(Lines of data)
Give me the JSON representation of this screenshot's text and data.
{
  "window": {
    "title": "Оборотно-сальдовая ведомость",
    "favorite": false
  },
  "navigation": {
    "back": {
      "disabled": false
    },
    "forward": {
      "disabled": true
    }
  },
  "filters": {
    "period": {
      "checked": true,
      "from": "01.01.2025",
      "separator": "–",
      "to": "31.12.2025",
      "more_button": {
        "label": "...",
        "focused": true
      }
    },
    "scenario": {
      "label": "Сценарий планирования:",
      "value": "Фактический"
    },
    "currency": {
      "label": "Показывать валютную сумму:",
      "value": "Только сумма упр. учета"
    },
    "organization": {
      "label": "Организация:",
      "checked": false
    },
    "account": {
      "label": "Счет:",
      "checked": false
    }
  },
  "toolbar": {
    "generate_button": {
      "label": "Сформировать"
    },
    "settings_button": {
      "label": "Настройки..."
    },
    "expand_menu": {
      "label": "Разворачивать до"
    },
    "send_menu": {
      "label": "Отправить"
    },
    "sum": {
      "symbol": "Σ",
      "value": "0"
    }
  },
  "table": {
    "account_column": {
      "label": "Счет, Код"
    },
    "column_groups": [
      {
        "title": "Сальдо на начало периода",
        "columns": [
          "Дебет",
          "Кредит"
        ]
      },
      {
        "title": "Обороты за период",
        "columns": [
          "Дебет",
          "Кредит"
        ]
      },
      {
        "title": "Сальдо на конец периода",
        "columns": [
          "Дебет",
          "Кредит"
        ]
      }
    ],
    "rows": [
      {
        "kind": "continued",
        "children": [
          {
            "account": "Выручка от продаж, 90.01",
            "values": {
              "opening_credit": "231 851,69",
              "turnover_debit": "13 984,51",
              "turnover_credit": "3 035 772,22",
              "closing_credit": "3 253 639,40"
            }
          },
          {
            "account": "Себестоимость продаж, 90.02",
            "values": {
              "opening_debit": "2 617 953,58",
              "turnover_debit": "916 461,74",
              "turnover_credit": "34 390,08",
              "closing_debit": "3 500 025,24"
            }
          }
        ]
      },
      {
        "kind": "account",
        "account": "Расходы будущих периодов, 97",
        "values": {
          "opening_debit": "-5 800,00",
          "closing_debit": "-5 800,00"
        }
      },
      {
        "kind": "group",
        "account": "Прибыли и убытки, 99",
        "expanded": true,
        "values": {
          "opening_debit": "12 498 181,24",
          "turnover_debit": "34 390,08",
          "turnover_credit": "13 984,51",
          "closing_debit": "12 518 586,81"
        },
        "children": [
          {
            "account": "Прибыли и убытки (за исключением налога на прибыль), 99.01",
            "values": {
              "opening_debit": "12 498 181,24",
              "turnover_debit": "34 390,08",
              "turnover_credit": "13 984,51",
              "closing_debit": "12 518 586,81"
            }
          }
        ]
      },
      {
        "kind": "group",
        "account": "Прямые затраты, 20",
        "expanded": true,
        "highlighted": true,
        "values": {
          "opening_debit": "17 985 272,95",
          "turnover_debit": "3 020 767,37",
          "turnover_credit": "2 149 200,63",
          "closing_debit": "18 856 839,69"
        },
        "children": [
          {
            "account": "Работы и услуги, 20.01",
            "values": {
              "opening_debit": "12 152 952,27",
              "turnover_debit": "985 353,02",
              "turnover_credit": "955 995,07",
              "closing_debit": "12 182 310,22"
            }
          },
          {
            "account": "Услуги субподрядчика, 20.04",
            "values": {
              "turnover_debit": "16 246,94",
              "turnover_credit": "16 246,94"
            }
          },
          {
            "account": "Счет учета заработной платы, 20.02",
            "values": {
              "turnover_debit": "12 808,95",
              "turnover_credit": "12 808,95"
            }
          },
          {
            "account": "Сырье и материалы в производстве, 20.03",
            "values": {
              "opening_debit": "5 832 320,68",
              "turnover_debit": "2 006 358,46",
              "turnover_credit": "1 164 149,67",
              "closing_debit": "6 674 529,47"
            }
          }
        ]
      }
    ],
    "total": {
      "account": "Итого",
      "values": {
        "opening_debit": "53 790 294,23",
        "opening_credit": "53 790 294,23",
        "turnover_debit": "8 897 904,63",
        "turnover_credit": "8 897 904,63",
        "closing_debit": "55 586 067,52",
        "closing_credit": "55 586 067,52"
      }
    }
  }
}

--

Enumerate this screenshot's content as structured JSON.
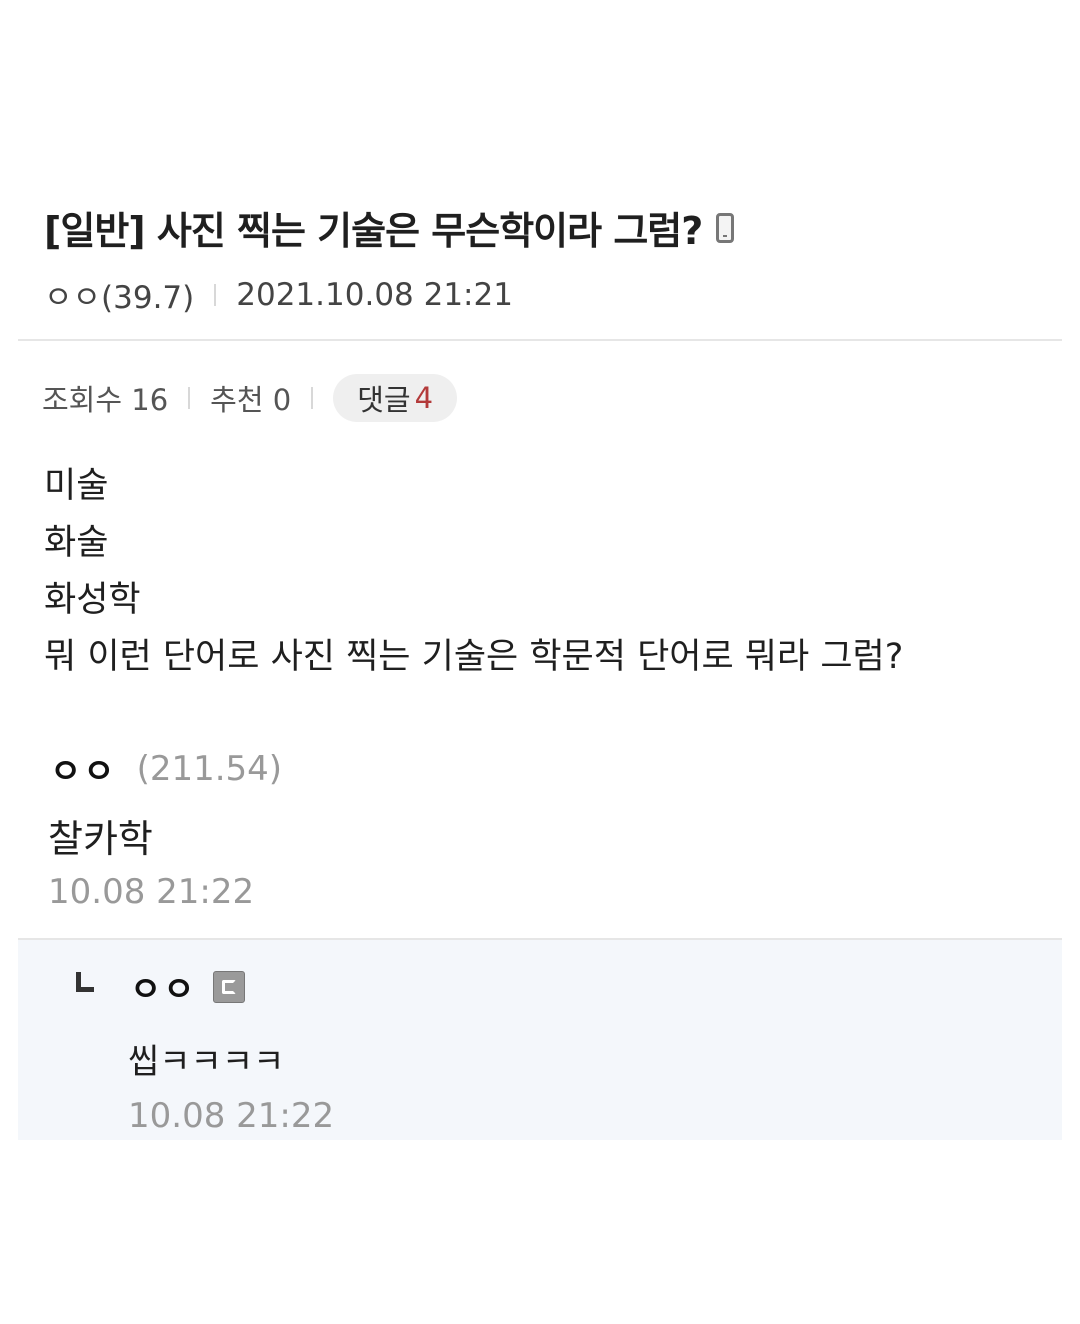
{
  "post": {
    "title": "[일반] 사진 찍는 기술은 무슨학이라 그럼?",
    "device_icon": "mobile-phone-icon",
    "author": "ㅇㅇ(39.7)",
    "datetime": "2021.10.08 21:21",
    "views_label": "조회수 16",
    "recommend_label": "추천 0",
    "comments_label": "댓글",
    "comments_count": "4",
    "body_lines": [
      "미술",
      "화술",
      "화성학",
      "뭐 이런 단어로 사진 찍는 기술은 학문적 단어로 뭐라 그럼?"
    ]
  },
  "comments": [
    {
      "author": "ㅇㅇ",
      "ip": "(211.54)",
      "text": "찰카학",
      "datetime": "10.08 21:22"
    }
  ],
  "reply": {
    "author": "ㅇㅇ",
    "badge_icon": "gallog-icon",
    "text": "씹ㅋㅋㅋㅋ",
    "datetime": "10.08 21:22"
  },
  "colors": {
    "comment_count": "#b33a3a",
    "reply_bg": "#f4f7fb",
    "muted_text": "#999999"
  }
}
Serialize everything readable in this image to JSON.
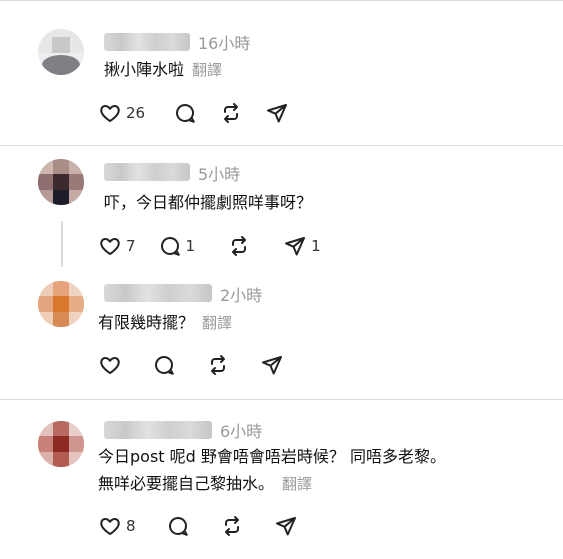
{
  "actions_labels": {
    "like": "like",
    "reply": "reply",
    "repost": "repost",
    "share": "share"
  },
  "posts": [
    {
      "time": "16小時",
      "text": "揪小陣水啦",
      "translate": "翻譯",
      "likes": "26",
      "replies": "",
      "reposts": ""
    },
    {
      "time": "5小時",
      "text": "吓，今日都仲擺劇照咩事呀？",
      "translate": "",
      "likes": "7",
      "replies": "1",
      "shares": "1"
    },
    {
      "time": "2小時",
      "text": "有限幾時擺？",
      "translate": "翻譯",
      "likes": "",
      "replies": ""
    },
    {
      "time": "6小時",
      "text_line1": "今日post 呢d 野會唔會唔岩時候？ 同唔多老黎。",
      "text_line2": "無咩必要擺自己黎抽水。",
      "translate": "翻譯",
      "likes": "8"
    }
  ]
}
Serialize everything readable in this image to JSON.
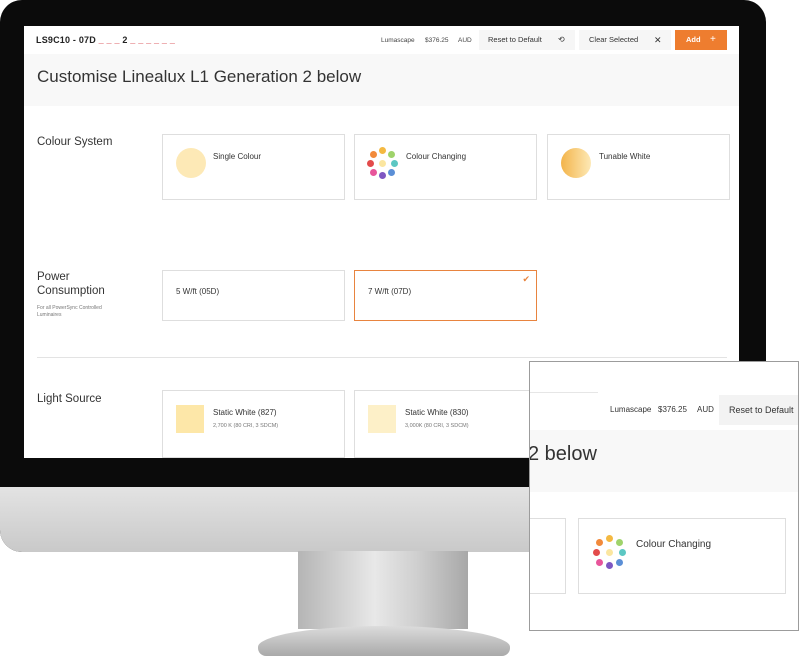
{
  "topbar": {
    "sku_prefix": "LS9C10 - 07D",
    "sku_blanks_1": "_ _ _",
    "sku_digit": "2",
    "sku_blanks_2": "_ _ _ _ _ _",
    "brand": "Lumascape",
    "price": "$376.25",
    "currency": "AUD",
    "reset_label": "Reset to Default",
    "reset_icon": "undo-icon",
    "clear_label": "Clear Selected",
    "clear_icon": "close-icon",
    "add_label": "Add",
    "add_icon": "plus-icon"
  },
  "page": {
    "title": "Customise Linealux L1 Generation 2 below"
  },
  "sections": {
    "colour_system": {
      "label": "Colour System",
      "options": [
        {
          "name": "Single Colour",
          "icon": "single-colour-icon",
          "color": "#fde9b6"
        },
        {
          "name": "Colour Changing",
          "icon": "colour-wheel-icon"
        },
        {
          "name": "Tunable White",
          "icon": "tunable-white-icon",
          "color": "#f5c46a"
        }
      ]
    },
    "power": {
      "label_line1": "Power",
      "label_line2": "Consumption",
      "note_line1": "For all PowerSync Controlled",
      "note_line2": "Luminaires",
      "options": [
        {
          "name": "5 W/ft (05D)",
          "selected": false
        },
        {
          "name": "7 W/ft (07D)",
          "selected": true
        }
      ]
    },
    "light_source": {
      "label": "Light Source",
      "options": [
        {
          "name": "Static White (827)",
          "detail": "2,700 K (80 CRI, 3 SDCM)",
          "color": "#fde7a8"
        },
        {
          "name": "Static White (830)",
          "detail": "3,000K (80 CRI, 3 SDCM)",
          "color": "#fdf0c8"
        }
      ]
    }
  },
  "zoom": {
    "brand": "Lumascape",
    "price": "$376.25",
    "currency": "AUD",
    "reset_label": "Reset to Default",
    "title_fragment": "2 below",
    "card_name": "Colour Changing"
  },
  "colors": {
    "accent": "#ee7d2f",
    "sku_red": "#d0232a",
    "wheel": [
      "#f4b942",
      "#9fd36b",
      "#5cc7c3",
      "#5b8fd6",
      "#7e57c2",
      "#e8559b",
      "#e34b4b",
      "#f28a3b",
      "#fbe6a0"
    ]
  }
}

## EXERCISE AIM
In the listing, find every line with the word "screenshot" and state how many there are, nothing more.

## RESULT FOR THIS EXERCISE
2